* [What the exercise asks]: Check each line for the string "cash". Give only the count of lines that have it.
"""
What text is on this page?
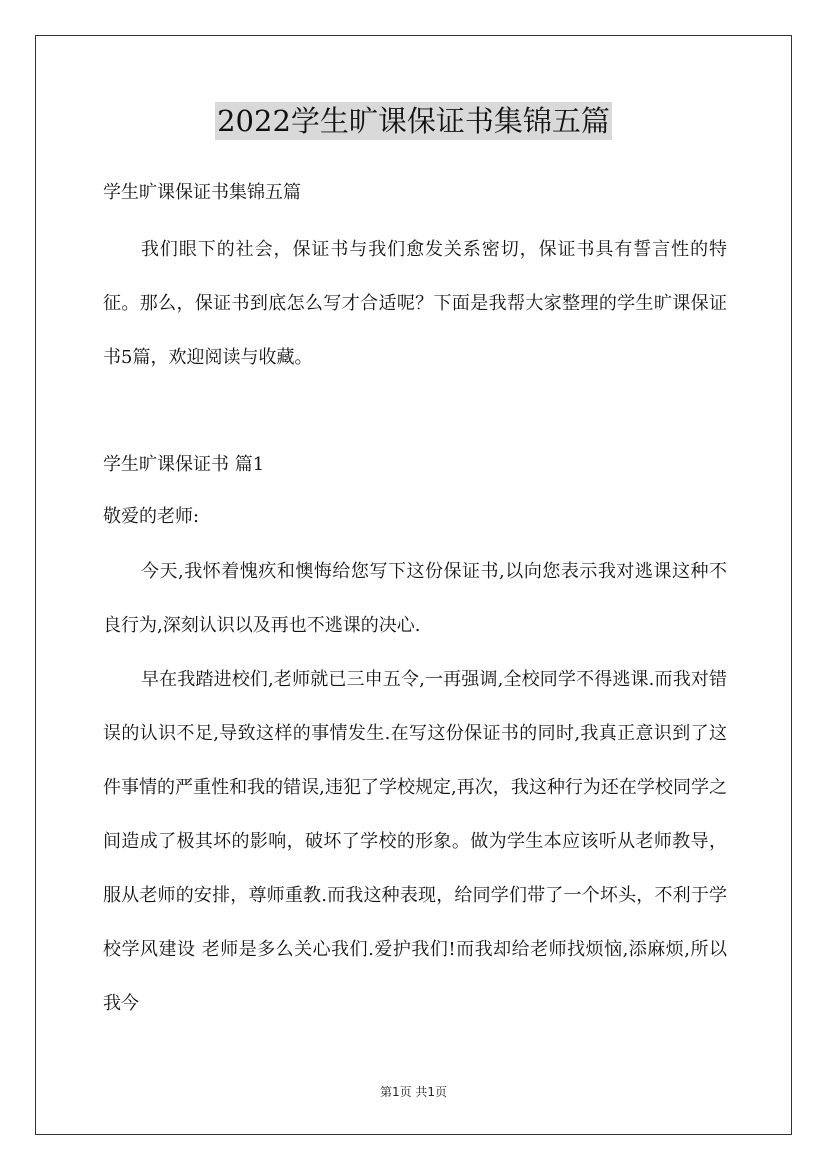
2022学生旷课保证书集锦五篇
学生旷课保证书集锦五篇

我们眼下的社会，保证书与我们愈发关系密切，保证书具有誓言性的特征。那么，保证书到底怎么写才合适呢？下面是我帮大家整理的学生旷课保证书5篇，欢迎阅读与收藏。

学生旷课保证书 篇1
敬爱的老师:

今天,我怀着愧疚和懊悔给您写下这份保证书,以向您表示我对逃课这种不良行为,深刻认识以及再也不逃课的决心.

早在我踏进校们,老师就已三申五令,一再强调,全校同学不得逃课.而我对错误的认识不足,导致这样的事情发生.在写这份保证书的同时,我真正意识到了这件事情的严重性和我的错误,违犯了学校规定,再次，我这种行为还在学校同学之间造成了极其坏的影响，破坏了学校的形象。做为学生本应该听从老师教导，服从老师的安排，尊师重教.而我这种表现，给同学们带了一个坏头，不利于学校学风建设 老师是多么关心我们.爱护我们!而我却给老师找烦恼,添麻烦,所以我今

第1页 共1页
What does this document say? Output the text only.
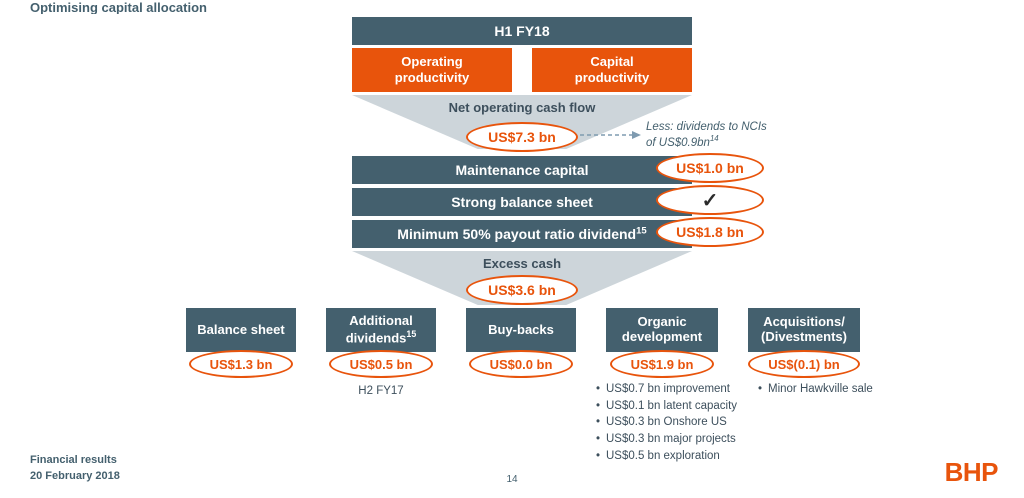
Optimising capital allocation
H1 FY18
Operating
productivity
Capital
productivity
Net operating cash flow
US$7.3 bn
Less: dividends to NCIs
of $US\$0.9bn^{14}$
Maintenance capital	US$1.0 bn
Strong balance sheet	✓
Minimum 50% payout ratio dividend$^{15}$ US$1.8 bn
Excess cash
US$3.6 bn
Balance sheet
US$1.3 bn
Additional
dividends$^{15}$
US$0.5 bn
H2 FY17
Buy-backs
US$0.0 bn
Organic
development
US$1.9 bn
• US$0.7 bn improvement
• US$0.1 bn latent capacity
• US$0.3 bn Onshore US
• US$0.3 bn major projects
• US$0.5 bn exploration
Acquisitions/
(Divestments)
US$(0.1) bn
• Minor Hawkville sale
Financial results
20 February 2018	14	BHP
"""
"""
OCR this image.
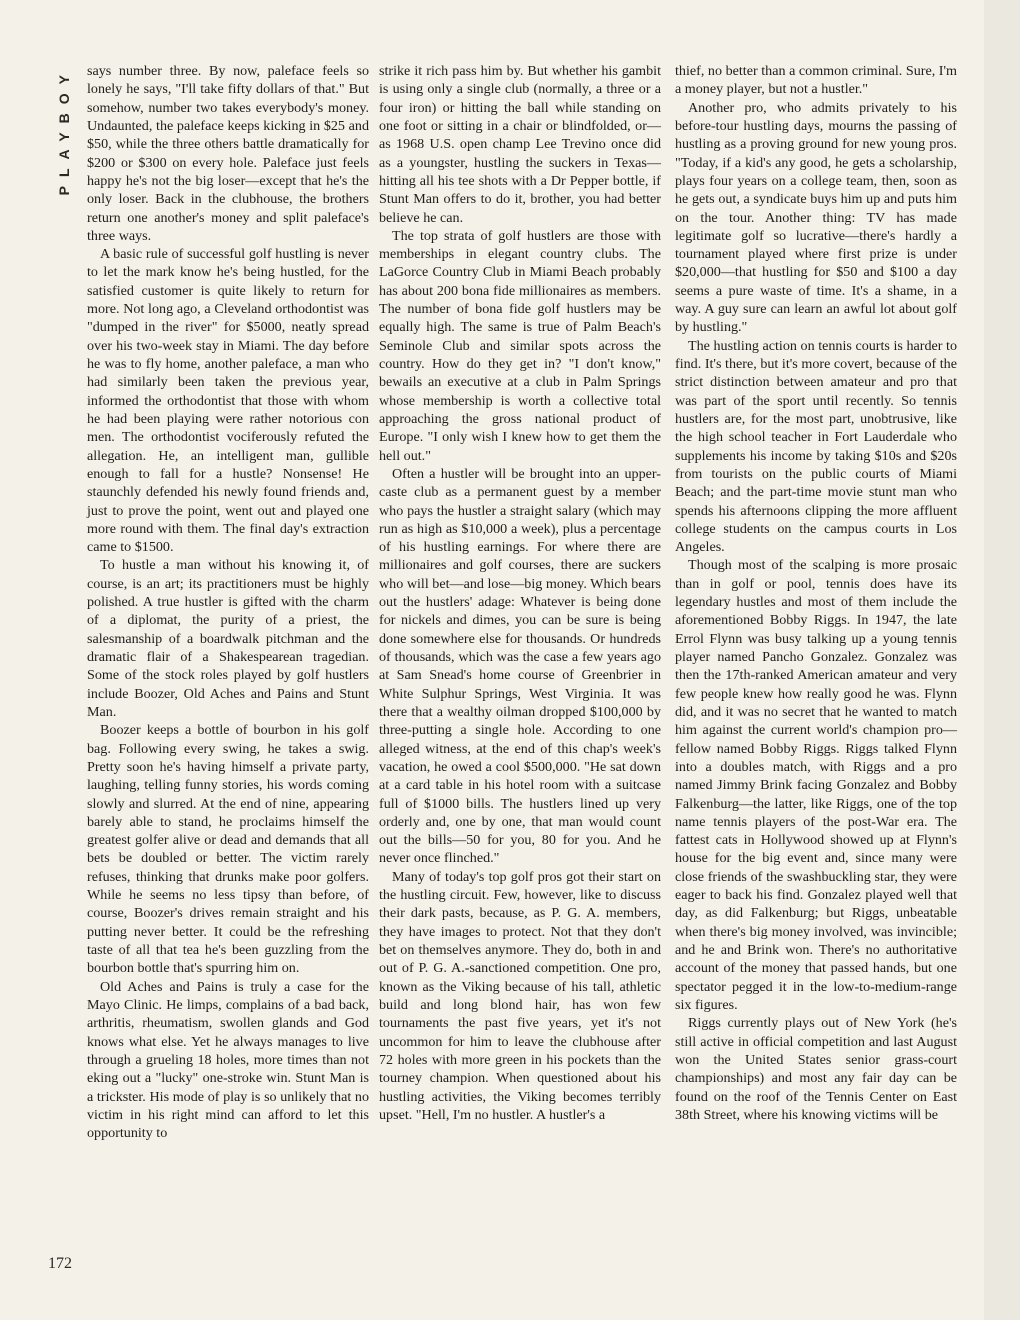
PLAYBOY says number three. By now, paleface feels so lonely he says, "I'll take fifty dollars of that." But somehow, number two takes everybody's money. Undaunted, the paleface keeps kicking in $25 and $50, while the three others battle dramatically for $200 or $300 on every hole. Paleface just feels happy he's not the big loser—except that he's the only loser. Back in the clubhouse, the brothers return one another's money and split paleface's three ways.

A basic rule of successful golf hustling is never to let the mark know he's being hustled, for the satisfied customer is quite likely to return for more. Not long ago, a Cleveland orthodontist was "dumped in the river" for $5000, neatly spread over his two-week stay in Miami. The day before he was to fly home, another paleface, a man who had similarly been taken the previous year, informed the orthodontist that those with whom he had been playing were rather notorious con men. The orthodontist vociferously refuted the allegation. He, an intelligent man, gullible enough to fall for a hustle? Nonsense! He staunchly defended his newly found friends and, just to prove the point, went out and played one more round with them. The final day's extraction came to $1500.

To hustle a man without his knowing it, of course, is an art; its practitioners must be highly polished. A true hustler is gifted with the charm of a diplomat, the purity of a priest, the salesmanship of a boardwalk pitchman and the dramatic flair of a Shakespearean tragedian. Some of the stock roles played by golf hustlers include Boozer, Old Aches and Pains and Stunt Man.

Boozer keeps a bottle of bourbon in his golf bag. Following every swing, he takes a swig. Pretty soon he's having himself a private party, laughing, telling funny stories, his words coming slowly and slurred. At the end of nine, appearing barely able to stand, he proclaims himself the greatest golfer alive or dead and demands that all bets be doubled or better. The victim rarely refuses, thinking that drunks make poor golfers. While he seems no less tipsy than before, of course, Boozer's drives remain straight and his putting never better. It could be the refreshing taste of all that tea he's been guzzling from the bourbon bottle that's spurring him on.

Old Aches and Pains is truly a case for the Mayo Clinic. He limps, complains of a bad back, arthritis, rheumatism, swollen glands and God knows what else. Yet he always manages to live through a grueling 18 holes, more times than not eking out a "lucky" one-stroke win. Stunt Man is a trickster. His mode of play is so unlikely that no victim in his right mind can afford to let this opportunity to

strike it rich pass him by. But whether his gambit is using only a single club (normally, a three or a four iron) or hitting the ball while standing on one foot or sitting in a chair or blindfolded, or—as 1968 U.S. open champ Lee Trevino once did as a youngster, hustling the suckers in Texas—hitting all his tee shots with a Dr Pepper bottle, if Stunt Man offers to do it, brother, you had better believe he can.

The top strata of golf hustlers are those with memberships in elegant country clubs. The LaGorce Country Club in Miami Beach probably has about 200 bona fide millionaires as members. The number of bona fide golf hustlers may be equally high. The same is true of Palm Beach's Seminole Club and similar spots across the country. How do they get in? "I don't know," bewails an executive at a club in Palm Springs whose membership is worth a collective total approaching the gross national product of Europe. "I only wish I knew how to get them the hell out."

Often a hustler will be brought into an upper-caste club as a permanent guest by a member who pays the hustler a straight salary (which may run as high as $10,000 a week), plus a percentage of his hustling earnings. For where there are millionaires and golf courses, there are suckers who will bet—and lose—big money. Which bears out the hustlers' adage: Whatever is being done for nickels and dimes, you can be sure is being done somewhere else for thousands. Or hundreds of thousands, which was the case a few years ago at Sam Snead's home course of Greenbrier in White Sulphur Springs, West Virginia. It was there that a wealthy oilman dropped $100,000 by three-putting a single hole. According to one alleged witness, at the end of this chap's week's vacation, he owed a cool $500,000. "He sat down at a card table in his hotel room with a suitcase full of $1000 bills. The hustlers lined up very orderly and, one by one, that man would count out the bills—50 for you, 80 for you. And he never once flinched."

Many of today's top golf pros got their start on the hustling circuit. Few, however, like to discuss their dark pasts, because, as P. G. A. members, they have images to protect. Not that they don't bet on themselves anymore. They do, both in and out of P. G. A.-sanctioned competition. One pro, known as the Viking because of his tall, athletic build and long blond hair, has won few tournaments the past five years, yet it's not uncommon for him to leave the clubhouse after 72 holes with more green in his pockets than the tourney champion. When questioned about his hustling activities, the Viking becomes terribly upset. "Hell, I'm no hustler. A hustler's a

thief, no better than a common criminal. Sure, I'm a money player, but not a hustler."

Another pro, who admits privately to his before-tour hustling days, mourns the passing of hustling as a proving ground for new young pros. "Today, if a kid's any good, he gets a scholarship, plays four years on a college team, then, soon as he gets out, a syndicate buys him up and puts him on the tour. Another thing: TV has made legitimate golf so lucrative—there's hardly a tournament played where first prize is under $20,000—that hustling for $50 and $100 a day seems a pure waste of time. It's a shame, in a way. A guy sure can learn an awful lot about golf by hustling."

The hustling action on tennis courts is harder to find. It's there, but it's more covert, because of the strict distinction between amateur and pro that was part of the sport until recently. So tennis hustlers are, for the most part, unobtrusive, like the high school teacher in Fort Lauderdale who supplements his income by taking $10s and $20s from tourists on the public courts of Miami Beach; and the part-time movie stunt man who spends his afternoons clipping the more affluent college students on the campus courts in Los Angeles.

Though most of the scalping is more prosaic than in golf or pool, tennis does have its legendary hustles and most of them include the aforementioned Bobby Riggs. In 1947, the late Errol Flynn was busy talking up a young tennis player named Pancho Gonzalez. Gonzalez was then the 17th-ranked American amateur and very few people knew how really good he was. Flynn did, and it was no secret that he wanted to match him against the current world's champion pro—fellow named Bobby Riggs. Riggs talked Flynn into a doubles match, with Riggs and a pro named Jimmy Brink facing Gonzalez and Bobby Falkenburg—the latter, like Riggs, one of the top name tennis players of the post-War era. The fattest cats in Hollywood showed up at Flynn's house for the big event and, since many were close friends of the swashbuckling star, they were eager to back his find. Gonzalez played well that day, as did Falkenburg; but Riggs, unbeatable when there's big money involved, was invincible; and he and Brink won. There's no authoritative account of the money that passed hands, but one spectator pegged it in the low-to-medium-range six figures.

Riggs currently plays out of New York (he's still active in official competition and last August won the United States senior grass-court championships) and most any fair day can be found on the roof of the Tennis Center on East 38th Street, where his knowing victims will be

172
"""
* [Result of this exercise]: 2